• Exercise aim:
Return the entries below verbatim. Pictures stay out.

--- start Supplied material ---

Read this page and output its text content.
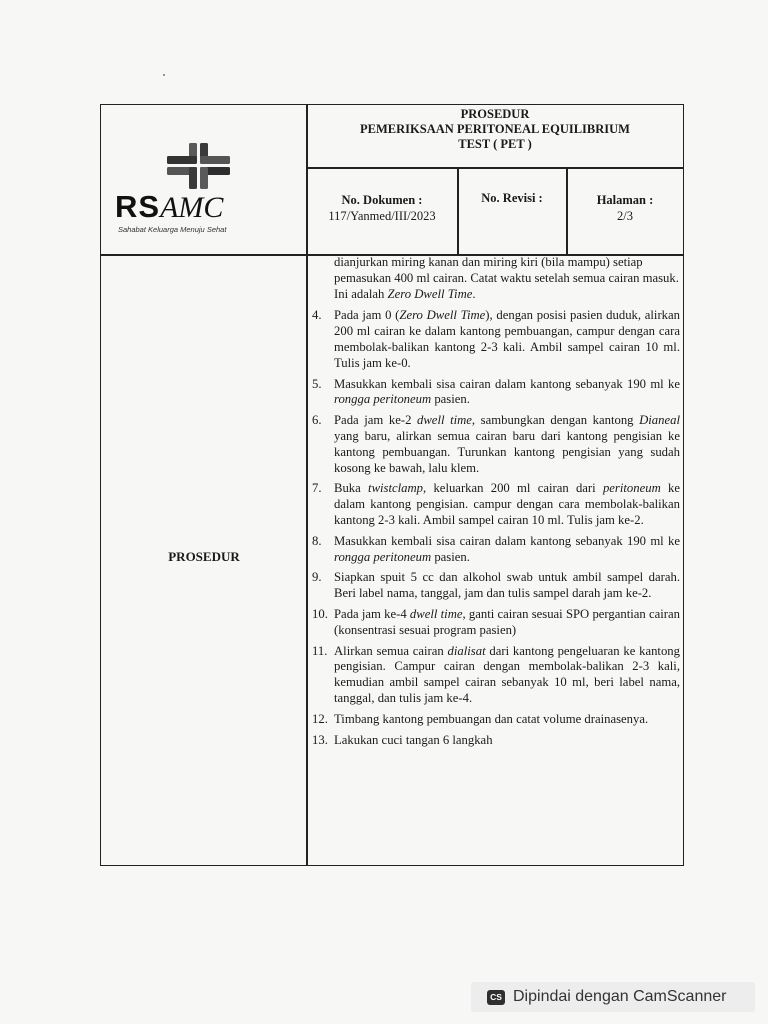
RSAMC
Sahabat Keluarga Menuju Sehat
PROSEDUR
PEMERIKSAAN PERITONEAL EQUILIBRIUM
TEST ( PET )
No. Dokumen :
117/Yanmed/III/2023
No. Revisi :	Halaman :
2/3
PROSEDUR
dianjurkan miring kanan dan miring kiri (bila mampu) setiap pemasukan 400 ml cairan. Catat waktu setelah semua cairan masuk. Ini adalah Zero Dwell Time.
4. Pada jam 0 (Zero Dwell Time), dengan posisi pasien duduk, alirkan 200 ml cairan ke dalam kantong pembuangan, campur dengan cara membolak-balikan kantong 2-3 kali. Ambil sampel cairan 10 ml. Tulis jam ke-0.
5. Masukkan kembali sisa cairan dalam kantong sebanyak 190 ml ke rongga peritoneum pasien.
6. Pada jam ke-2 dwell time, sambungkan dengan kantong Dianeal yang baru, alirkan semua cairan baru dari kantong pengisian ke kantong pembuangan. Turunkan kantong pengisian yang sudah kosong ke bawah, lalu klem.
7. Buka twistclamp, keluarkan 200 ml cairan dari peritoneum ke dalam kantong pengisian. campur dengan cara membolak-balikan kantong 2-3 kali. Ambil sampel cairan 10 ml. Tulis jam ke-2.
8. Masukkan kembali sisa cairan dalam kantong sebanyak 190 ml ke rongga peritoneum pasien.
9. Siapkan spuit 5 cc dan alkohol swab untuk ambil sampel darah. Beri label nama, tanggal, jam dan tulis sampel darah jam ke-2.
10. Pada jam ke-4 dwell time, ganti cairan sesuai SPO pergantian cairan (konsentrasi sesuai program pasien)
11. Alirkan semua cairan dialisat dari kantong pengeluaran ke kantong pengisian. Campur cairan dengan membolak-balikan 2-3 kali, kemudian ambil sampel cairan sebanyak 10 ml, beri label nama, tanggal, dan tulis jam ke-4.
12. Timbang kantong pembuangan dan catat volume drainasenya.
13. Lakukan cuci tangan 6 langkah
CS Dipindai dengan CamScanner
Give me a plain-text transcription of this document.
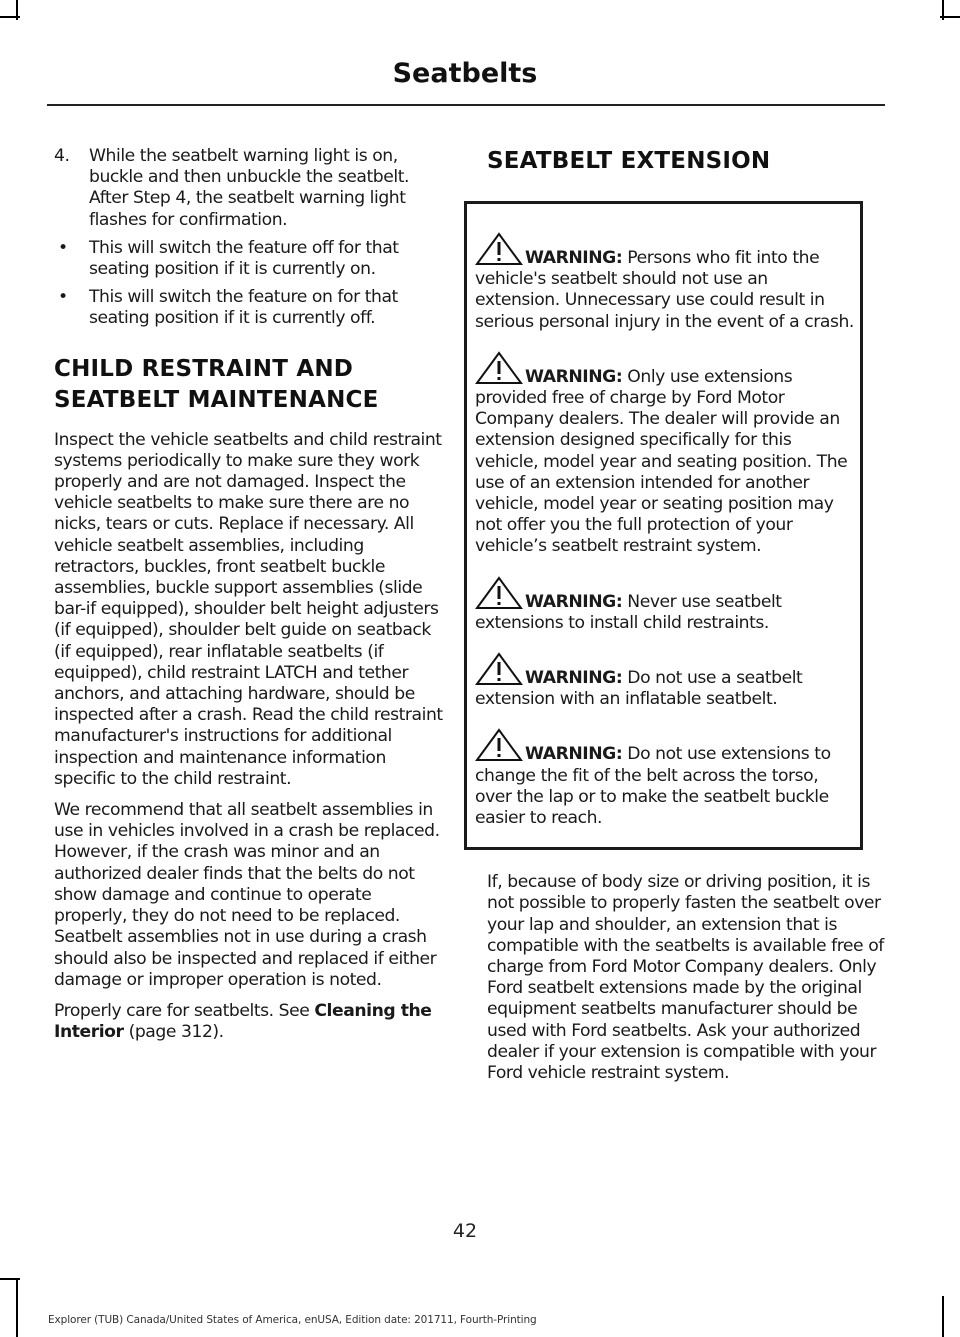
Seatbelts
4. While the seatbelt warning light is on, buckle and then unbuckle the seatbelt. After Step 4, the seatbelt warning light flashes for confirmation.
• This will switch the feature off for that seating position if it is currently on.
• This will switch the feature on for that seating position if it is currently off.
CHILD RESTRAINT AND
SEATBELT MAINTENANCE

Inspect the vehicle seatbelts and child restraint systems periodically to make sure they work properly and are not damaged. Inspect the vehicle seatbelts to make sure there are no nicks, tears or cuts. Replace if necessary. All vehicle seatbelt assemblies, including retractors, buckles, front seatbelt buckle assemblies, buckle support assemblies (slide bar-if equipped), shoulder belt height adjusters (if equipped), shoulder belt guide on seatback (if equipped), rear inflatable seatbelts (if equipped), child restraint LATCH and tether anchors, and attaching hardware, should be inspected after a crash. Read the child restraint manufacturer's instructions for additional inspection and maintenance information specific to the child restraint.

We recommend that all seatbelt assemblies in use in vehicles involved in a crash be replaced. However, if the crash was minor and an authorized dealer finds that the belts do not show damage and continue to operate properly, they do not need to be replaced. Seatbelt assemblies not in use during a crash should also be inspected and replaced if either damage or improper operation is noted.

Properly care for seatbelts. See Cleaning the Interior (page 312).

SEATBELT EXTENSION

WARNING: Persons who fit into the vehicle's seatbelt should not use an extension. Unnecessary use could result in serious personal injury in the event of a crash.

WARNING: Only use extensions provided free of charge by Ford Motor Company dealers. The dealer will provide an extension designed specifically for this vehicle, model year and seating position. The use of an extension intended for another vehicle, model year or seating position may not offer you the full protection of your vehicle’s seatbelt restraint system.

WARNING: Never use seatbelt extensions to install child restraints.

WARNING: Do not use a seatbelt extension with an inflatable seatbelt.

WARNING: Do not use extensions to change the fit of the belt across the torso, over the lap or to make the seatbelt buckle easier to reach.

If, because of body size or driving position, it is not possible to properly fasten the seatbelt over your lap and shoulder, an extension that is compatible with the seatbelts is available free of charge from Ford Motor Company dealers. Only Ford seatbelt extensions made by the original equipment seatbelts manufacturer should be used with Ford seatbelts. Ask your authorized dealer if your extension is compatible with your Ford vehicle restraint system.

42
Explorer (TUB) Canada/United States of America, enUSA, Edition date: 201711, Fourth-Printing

--- end Supplied material ---

• Expected answer:
Read this page and output its text content.
RSAMC
Sahabat Keluarga Menuju Sehat
PROSEDUR
PEMERIKSAAN PERITONEAL EQUILIBRIUM
TEST ( PET )
No. Dokumen :
117/Yanmed/III/2023
No. Revisi :	Halaman :
2/3
PROSEDUR
dianjurkan miring kanan dan miring kiri (bila mampu) setiap pemasukan 400 ml cairan. Catat waktu setelah semua cairan masuk. Ini adalah Zero Dwell Time.
4. Pada jam 0 (Zero Dwell Time), dengan posisi pasien duduk, alirkan 200 ml cairan ke dalam kantong pembuangan, campur dengan cara membolak-balikan kantong 2-3 kali. Ambil sampel cairan 10 ml. Tulis jam ke-0.
5. Masukkan kembali sisa cairan dalam kantong sebanyak 190 ml ke rongga peritoneum pasien.
6. Pada jam ke-2 dwell time, sambungkan dengan kantong Dianeal yang baru, alirkan semua cairan baru dari kantong pengisian ke kantong pembuangan. Turunkan kantong pengisian yang sudah kosong ke bawah, lalu klem.
7. Buka twistclamp, keluarkan 200 ml cairan dari peritoneum ke dalam kantong pengisian. campur dengan cara membolak-balikan kantong 2-3 kali. Ambil sampel cairan 10 ml. Tulis jam ke-2.
8. Masukkan kembali sisa cairan dalam kantong sebanyak 190 ml ke rongga peritoneum pasien.
9. Siapkan spuit 5 cc dan alkohol swab untuk ambil sampel darah. Beri label nama, tanggal, jam dan tulis sampel darah jam ke-2.
10. Pada jam ke-4 dwell time, ganti cairan sesuai SPO pergantian cairan (konsentrasi sesuai program pasien)
11. Alirkan semua cairan dialisat dari kantong pengeluaran ke kantong pengisian. Campur cairan dengan membolak-balikan 2-3 kali, kemudian ambil sampel cairan sebanyak 10 ml, beri label nama, tanggal, dan tulis jam ke-4.
12. Timbang kantong pembuangan dan catat volume drainasenya.
13. Lakukan cuci tangan 6 langkah
CS Dipindai dengan CamScanner
Give me a plain-text transcription of this document.
Seatbelts
4. While the seatbelt warning light is on, buckle and then unbuckle the seatbelt. After Step 4, the seatbelt warning light flashes for confirmation.
• This will switch the feature off for that seating position if it is currently on.
• This will switch the feature on for that seating position if it is currently off.
CHILD RESTRAINT AND
SEATBELT MAINTENANCE

Inspect the vehicle seatbelts and child restraint systems periodically to make sure they work properly and are not damaged. Inspect the vehicle seatbelts to make sure there are no nicks, tears or cuts. Replace if necessary. All vehicle seatbelt assemblies, including retractors, buckles, front seatbelt buckle assemblies, buckle support assemblies (slide bar-if equipped), shoulder belt height adjusters (if equipped), shoulder belt guide on seatback (if equipped), rear inflatable seatbelts (if equipped), child restraint LATCH and tether anchors, and attaching hardware, should be inspected after a crash. Read the child restraint manufacturer's instructions for additional inspection and maintenance information specific to the child restraint.

We recommend that all seatbelt assemblies in use in vehicles involved in a crash be replaced. However, if the crash was minor and an authorized dealer finds that the belts do not show damage and continue to operate properly, they do not need to be replaced. Seatbelt assemblies not in use during a crash should also be inspected and replaced if either damage or improper operation is noted.

Properly care for seatbelts. See Cleaning the Interior (page 312).

SEATBELT EXTENSION

WARNING: Persons who fit into the vehicle's seatbelt should not use an extension. Unnecessary use could result in serious personal injury in the event of a crash.

WARNING: Only use extensions provided free of charge by Ford Motor Company dealers. The dealer will provide an extension designed specifically for this vehicle, model year and seating position. The use of an extension intended for another vehicle, model year or seating position may not offer you the full protection of your vehicle’s seatbelt restraint system.

WARNING: Never use seatbelt extensions to install child restraints.

WARNING: Do not use a seatbelt extension with an inflatable seatbelt.

WARNING: Do not use extensions to change the fit of the belt across the torso, over the lap or to make the seatbelt buckle easier to reach.

If, because of body size or driving position, it is not possible to properly fasten the seatbelt over your lap and shoulder, an extension that is compatible with the seatbelts is available free of charge from Ford Motor Company dealers. Only Ford seatbelt extensions made by the original equipment seatbelts manufacturer should be used with Ford seatbelts. Ask your authorized dealer if your extension is compatible with your Ford vehicle restraint system.

42
Explorer (TUB) Canada/United States of America, enUSA, Edition date: 201711, Fourth-Printing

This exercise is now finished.